REQUIREMENTS: Output all of the records exactly as written.

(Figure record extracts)
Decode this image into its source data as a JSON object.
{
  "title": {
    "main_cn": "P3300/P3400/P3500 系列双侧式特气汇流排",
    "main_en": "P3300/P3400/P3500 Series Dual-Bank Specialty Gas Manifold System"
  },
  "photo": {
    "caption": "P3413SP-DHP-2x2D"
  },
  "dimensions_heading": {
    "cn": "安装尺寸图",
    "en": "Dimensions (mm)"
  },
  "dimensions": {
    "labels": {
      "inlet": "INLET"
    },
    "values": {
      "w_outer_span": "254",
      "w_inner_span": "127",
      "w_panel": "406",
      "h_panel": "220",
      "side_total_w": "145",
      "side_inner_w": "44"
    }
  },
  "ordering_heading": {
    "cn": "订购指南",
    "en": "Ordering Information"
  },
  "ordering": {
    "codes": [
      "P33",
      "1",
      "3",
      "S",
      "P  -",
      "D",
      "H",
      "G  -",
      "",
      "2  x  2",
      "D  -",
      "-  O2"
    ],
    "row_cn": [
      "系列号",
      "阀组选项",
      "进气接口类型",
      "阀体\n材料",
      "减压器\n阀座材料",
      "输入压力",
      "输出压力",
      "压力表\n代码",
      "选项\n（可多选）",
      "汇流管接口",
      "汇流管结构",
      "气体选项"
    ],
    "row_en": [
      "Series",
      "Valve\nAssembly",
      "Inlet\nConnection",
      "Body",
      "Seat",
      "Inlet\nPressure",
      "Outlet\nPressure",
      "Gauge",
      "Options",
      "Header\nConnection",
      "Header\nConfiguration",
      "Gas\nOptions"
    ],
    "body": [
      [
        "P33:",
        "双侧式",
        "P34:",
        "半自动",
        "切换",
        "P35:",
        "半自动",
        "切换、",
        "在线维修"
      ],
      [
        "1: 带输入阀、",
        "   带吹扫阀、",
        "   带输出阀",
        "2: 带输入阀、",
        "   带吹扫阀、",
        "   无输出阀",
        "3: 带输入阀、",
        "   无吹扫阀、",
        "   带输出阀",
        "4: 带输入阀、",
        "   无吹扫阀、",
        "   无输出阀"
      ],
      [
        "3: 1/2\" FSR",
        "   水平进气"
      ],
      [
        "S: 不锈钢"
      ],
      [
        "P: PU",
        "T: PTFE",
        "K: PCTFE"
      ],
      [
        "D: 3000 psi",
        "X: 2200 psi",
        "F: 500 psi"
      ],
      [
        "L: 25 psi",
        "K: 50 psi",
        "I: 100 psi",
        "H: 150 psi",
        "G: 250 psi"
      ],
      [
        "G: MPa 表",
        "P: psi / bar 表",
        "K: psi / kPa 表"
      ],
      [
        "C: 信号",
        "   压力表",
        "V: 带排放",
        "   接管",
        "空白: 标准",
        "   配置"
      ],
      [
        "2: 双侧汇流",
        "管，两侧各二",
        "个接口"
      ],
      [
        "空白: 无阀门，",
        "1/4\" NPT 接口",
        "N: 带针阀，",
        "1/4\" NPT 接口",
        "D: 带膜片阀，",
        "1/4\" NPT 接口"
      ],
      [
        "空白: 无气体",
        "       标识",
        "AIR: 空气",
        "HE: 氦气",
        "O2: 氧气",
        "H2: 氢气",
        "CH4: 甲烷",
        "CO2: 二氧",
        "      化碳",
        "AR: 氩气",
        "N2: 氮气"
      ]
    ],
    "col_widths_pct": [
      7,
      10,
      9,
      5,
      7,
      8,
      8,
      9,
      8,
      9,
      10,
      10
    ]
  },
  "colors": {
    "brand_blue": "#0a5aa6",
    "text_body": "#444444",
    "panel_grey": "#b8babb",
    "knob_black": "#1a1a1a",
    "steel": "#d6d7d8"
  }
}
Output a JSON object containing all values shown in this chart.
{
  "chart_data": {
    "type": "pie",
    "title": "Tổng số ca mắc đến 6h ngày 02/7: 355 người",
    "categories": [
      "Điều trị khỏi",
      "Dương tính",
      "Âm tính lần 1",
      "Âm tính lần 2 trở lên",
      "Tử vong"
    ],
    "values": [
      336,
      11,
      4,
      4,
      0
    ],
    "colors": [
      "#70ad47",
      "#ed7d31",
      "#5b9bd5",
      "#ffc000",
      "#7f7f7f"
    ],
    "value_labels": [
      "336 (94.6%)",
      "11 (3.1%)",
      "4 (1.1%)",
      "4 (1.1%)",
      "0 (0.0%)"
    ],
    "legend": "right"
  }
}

SOLUTION FOR THIS PROBLEM:
Decode this image into its source data as a JSON object.
{
  "title": {
    "main_cn": "P3300/P3400/P3500 系列双侧式特气汇流排",
    "main_en": "P3300/P3400/P3500 Series Dual-Bank Specialty Gas Manifold System"
  },
  "photo": {
    "caption": "P3413SP-DHP-2x2D"
  },
  "dimensions_heading": {
    "cn": "安装尺寸图",
    "en": "Dimensions (mm)"
  },
  "dimensions": {
    "labels": {
      "inlet": "INLET"
    },
    "values": {
      "w_outer_span": "254",
      "w_inner_span": "127",
      "w_panel": "406",
      "h_panel": "220",
      "side_total_w": "145",
      "side_inner_w": "44"
    }
  },
  "ordering_heading": {
    "cn": "订购指南",
    "en": "Ordering Information"
  },
  "ordering": {
    "codes": [
      "P33",
      "1",
      "3",
      "S",
      "P  -",
      "D",
      "H",
      "G  -",
      "",
      "2  x  2",
      "D  -",
      "-  O2"
    ],
    "row_cn": [
      "系列号",
      "阀组选项",
      "进气接口类型",
      "阀体\n材料",
      "减压器\n阀座材料",
      "输入压力",
      "输出压力",
      "压力表\n代码",
      "选项\n（可多选）",
      "汇流管接口",
      "汇流管结构",
      "气体选项"
    ],
    "row_en": [
      "Series",
      "Valve\nAssembly",
      "Inlet\nConnection",
      "Body",
      "Seat",
      "Inlet\nPressure",
      "Outlet\nPressure",
      "Gauge",
      "Options",
      "Header\nConnection",
      "Header\nConfiguration",
      "Gas\nOptions"
    ],
    "body": [
      [
        "P33:",
        "双侧式",
        "P34:",
        "半自动",
        "切换",
        "P35:",
        "半自动",
        "切换、",
        "在线维修"
      ],
      [
        "1: 带输入阀、",
        "   带吹扫阀、",
        "   带输出阀",
        "2: 带输入阀、",
        "   带吹扫阀、",
        "   无输出阀",
        "3: 带输入阀、",
        "   无吹扫阀、",
        "   带输出阀",
        "4: 带输入阀、",
        "   无吹扫阀、",
        "   无输出阀"
      ],
      [
        "3: 1/2\" FSR",
        "   水平进气"
      ],
      [
        "S: 不锈钢"
      ],
      [
        "P: PU",
        "T: PTFE",
        "K: PCTFE"
      ],
      [
        "D: 3000 psi",
        "X: 2200 psi",
        "F: 500 psi"
      ],
      [
        "L: 25 psi",
        "K: 50 psi",
        "I: 100 psi",
        "H: 150 psi",
        "G: 250 psi"
      ],
      [
        "G: MPa 表",
        "P: psi / bar 表",
        "K: psi / kPa 表"
      ],
      [
        "C: 信号",
        "   压力表",
        "V: 带排放",
        "   接管",
        "空白: 标准",
        "   配置"
      ],
      [
        "2: 双侧汇流",
        "管，两侧各二",
        "个接口"
      ],
      [
        "空白: 无阀门，",
        "1/4\" NPT 接口",
        "N: 带针阀，",
        "1/4\" NPT 接口",
        "D: 带膜片阀，",
        "1/4\" NPT 接口"
      ],
      [
        "空白: 无气体",
        "       标识",
        "AIR: 空气",
        "HE: 氦气",
        "O2: 氧气",
        "H2: 氢气",
        "CH4: 甲烷",
        "CO2: 二氧",
        "      化碳",
        "AR: 氩气",
        "N2: 氮气"
      ]
    ],
    "col_widths_pct": [
      7,
      10,
      9,
      5,
      7,
      8,
      8,
      9,
      8,
      9,
      10,
      10
    ]
  },
  "colors": {
    "brand_blue": "#0a5aa6",
    "text_body": "#444444",
    "panel_grey": "#b8babb",
    "knob_black": "#1a1a1a",
    "steel": "#d6d7d8"
  }
}
Output a JSON object containing all values shown in this chart.
{
  "chart_data": {
    "type": "pie",
    "title": "Tổng số ca mắc đến 6h ngày 02/7: 355 người",
    "categories": [
      "Điều trị khỏi",
      "Dương tính",
      "Âm tính lần 1",
      "Âm tính lần 2 trở lên",
      "Tử vong"
    ],
    "values": [
      336,
      11,
      4,
      4,
      0
    ],
    "colors": [
      "#70ad47",
      "#ed7d31",
      "#5b9bd5",
      "#ffc000",
      "#7f7f7f"
    ],
    "value_labels": [
      "336 (94.6%)",
      "11 (3.1%)",
      "4 (1.1%)",
      "4 (1.1%)",
      "0 (0.0%)"
    ],
    "legend": "right"
  }
}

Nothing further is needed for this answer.